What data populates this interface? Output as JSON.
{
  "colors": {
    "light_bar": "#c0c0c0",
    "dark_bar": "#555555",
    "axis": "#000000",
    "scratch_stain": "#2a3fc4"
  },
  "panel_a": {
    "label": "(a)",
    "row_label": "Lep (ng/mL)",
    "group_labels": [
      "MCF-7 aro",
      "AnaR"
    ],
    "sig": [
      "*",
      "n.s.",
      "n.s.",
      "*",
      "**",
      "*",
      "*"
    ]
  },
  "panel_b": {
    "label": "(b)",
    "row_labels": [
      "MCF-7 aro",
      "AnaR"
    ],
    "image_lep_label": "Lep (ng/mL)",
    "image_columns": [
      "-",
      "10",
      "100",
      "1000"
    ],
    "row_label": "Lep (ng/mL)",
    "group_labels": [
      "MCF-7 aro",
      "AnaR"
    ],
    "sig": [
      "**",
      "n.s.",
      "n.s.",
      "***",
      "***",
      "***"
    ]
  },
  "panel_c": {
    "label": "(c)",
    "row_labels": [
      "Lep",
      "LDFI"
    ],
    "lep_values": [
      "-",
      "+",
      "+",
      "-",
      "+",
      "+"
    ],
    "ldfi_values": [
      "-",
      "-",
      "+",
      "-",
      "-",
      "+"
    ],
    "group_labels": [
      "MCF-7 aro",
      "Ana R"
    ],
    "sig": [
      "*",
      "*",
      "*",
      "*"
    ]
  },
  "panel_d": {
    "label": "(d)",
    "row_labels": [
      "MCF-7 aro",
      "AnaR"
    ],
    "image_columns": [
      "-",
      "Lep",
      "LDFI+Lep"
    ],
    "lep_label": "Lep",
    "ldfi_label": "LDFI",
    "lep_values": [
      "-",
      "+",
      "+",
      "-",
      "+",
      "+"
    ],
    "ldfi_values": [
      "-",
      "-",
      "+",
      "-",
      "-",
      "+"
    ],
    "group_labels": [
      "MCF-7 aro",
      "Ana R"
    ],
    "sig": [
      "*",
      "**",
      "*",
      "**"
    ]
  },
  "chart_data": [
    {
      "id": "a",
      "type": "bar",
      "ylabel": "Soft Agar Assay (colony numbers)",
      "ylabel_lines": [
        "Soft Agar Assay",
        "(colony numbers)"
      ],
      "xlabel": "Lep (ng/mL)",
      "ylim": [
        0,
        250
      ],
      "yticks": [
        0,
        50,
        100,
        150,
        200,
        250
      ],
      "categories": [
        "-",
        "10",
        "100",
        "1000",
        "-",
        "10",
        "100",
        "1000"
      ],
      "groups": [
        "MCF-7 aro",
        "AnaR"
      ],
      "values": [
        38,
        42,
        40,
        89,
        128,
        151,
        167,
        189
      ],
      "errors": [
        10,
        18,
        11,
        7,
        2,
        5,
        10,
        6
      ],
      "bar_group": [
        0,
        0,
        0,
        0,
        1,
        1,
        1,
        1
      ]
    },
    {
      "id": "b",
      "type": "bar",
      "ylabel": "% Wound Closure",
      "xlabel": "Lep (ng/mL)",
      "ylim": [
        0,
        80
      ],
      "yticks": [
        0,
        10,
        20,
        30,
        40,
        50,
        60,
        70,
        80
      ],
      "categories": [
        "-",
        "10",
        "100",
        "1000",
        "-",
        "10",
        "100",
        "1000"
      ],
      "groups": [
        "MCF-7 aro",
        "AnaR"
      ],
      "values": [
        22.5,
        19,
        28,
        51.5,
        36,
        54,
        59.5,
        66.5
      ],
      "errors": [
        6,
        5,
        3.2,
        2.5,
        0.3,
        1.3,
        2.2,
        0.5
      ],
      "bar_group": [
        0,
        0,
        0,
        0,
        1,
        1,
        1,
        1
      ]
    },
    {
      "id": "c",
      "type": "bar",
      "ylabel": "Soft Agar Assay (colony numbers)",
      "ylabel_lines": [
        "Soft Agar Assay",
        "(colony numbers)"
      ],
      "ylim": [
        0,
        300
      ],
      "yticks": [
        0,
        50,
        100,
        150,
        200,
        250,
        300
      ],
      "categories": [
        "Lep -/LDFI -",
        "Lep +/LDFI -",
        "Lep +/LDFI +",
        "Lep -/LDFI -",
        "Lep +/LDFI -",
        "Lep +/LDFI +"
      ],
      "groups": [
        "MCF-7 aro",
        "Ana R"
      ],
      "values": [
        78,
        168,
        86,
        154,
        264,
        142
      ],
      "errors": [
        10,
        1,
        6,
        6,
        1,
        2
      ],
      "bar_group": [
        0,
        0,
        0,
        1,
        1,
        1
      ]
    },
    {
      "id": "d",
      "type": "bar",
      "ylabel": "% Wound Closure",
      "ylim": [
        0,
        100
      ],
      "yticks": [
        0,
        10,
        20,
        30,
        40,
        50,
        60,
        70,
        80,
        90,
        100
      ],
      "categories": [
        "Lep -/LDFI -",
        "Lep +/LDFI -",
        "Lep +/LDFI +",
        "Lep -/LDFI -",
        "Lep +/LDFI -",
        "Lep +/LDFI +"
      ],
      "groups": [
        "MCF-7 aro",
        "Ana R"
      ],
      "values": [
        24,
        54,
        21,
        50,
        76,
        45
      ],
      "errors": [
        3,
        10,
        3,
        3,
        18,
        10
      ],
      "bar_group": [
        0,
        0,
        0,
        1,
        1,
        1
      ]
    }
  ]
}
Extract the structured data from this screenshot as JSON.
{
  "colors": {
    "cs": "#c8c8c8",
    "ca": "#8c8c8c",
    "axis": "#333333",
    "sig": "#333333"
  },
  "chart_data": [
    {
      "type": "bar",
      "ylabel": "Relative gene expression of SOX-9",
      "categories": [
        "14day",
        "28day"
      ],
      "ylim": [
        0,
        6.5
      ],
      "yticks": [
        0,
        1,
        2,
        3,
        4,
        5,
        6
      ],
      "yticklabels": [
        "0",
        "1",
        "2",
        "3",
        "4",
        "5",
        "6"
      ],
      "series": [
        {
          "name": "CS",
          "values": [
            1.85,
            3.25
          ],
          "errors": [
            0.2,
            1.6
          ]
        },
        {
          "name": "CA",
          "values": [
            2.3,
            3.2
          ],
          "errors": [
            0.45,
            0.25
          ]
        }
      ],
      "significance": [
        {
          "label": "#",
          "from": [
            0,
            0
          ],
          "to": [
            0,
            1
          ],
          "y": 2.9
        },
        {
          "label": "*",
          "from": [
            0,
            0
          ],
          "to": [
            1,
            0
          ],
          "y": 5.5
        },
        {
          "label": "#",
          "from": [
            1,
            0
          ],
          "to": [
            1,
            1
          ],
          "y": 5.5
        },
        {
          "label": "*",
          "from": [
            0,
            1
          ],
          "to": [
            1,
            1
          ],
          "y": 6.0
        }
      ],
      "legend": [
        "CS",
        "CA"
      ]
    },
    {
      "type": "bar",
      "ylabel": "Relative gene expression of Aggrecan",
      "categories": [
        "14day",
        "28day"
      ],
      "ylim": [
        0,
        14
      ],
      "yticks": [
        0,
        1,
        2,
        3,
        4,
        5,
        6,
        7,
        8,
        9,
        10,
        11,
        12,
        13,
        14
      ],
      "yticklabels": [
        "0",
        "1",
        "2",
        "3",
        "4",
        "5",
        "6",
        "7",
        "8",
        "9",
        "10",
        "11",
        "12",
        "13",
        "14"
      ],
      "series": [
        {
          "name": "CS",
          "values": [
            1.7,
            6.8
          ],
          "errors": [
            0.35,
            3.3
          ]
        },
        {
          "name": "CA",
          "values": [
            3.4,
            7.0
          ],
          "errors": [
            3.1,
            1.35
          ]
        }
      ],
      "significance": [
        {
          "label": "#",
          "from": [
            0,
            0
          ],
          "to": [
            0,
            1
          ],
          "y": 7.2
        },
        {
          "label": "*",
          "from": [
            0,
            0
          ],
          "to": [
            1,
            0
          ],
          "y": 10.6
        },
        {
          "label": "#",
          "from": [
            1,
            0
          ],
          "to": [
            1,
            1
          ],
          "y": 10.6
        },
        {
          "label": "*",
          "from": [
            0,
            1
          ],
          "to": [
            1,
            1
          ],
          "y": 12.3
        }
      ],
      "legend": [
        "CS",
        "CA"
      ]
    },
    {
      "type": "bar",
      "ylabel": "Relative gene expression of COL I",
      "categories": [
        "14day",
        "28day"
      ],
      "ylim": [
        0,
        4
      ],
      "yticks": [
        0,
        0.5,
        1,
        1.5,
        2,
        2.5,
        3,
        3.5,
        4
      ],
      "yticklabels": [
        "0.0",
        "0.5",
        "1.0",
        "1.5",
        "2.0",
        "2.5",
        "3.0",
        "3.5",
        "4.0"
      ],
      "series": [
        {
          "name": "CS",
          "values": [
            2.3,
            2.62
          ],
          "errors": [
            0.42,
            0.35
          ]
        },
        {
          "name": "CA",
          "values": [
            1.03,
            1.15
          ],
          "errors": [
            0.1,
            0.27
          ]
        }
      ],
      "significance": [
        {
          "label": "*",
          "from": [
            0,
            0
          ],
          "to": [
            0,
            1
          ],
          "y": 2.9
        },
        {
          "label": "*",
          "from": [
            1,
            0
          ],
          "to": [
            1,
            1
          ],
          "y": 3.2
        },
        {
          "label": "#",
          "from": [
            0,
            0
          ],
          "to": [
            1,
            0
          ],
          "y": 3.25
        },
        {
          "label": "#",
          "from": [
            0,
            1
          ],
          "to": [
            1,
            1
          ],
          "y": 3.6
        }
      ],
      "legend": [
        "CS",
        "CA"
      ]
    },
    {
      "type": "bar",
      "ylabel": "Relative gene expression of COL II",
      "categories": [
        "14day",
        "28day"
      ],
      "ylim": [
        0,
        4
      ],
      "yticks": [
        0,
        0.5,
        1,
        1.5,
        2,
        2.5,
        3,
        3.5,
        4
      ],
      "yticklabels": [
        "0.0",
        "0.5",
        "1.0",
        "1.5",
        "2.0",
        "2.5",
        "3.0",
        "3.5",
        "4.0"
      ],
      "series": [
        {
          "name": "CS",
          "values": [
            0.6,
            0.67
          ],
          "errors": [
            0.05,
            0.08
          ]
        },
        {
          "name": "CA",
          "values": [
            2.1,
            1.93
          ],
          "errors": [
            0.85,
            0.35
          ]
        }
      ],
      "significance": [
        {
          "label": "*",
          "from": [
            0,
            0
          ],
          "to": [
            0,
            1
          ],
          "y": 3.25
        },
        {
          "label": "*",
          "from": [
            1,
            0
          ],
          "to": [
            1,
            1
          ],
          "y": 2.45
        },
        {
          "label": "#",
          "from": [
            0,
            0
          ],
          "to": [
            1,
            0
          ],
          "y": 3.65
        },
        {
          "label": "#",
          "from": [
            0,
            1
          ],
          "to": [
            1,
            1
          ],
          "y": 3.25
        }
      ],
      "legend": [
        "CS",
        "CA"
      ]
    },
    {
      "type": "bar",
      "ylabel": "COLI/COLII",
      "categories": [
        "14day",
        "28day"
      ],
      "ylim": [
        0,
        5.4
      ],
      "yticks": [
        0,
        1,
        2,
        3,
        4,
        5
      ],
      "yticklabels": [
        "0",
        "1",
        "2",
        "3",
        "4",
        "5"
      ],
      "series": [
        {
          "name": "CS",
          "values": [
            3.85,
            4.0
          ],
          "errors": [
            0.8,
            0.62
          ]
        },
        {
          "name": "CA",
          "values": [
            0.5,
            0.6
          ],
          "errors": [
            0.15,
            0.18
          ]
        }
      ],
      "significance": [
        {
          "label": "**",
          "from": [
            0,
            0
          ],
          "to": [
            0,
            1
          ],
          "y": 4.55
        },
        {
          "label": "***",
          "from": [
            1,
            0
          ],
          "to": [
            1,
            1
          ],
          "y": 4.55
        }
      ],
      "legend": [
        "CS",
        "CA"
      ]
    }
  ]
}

» WORK REQUIRED
Looking at the records above, how many lines have the word "gene" in them? State the number only.

» YOUR SOLUTION
4